• [WHAT IS NEEDED]
Transcribe each entry below exactly. Pictures do not go in the copy.

• [MATERIAL PROVIDED]
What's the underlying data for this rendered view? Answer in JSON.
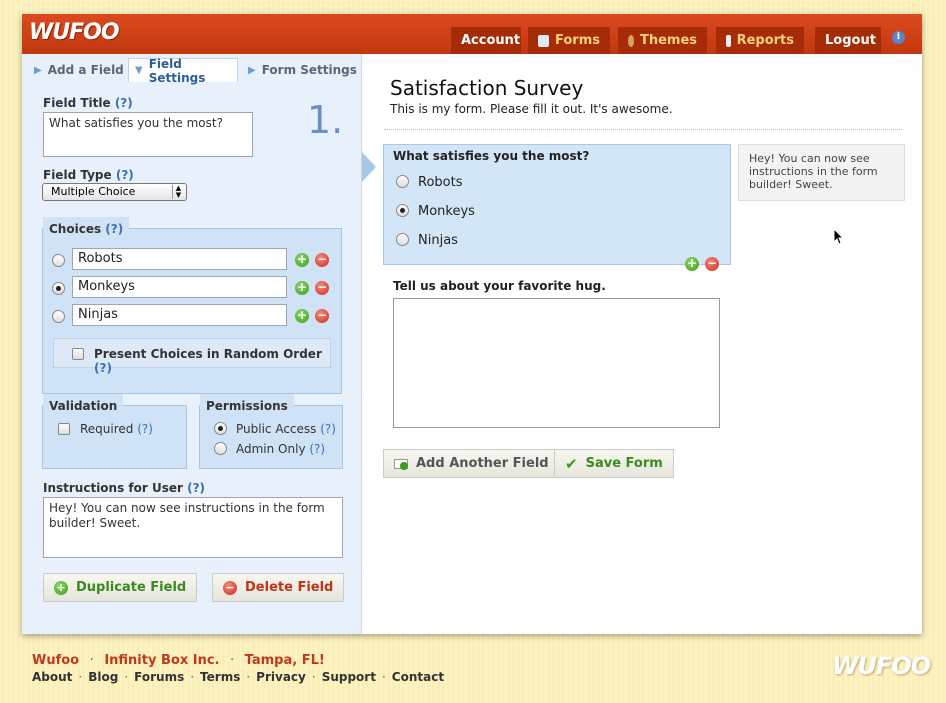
{
  "brand": "WUFOO",
  "nav": {
    "account": "Account",
    "forms": "Forms",
    "themes": "Themes",
    "reports": "Reports",
    "logout": "Logout",
    "info": "i"
  },
  "subtabs": {
    "add_field": "Add a Field",
    "field_settings": "Field Settings",
    "form_settings": "Form Settings"
  },
  "field_settings": {
    "field_title_label": "Field Title",
    "help": "(?)",
    "field_title_value": "What satisfies you the most?",
    "field_number": "1.",
    "field_type_label": "Field Type",
    "field_type_value": "Multiple Choice",
    "choices_label": "Choices",
    "choices": [
      {
        "value": "Robots",
        "selected": false
      },
      {
        "value": "Monkeys",
        "selected": true
      },
      {
        "value": "Ninjas",
        "selected": false
      }
    ],
    "random_order_label": "Present Choices in Random Order",
    "validation_label": "Validation",
    "required_label": "Required",
    "permissions_label": "Permissions",
    "public_access": "Public Access",
    "admin_only": "Admin Only",
    "instructions_label": "Instructions for User",
    "instructions_value": "Hey! You can now see instructions in the form builder! Sweet.",
    "duplicate_button": "Duplicate Field",
    "delete_button": "Delete Field"
  },
  "form": {
    "title": "Satisfaction Survey",
    "description": "This is my form. Please fill it out. It's awesome.",
    "q1": "What satisfies you the most?",
    "q1_options": [
      "Robots",
      "Monkeys",
      "Ninjas"
    ],
    "q1_selected": "Monkeys",
    "instructions_preview": "Hey! You can now see instructions in the form builder! Sweet.",
    "q2": "Tell us about your favorite hug.",
    "add_field_button": "Add Another Field",
    "save_button": "Save Form"
  },
  "footer": {
    "line1": [
      "Wufoo",
      "Infinity Box Inc.",
      "Tampa, FL!"
    ],
    "links": [
      "About",
      "Blog",
      "Forums",
      "Terms",
      "Privacy",
      "Support",
      "Contact"
    ],
    "logo": "WUFOO"
  },
  "colors": {
    "header_red": "#c1380f",
    "tab_dark": "#a52c07",
    "panel_blue": "#cfe2f6",
    "green": "#3a9b1c",
    "red": "#cf2a1a"
  }
}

• [EXERCISE SOLUTION]
What's the underlying data for this rendered view? Answer in JSON.
{
  "brand": "WUFOO",
  "nav": {
    "account": "Account",
    "forms": "Forms",
    "themes": "Themes",
    "reports": "Reports",
    "logout": "Logout",
    "info": "i"
  },
  "subtabs": {
    "add_field": "Add a Field",
    "field_settings": "Field Settings",
    "form_settings": "Form Settings"
  },
  "field_settings": {
    "field_title_label": "Field Title",
    "help": "(?)",
    "field_title_value": "What satisfies you the most?",
    "field_number": "1.",
    "field_type_label": "Field Type",
    "field_type_value": "Multiple Choice",
    "choices_label": "Choices",
    "choices": [
      {
        "value": "Robots",
        "selected": false
      },
      {
        "value": "Monkeys",
        "selected": true
      },
      {
        "value": "Ninjas",
        "selected": false
      }
    ],
    "random_order_label": "Present Choices in Random Order",
    "validation_label": "Validation",
    "required_label": "Required",
    "permissions_label": "Permissions",
    "public_access": "Public Access",
    "admin_only": "Admin Only",
    "instructions_label": "Instructions for User",
    "instructions_value": "Hey! You can now see instructions in the form builder! Sweet.",
    "duplicate_button": "Duplicate Field",
    "delete_button": "Delete Field"
  },
  "form": {
    "title": "Satisfaction Survey",
    "description": "This is my form. Please fill it out. It's awesome.",
    "q1": "What satisfies you the most?",
    "q1_options": [
      "Robots",
      "Monkeys",
      "Ninjas"
    ],
    "q1_selected": "Monkeys",
    "instructions_preview": "Hey! You can now see instructions in the form builder! Sweet.",
    "q2": "Tell us about your favorite hug.",
    "add_field_button": "Add Another Field",
    "save_button": "Save Form"
  },
  "footer": {
    "line1": [
      "Wufoo",
      "Infinity Box Inc.",
      "Tampa, FL!"
    ],
    "links": [
      "About",
      "Blog",
      "Forums",
      "Terms",
      "Privacy",
      "Support",
      "Contact"
    ],
    "logo": "WUFOO"
  },
  "colors": {
    "header_red": "#c1380f",
    "tab_dark": "#a52c07",
    "panel_blue": "#cfe2f6",
    "green": "#3a9b1c",
    "red": "#cf2a1a"
  }
}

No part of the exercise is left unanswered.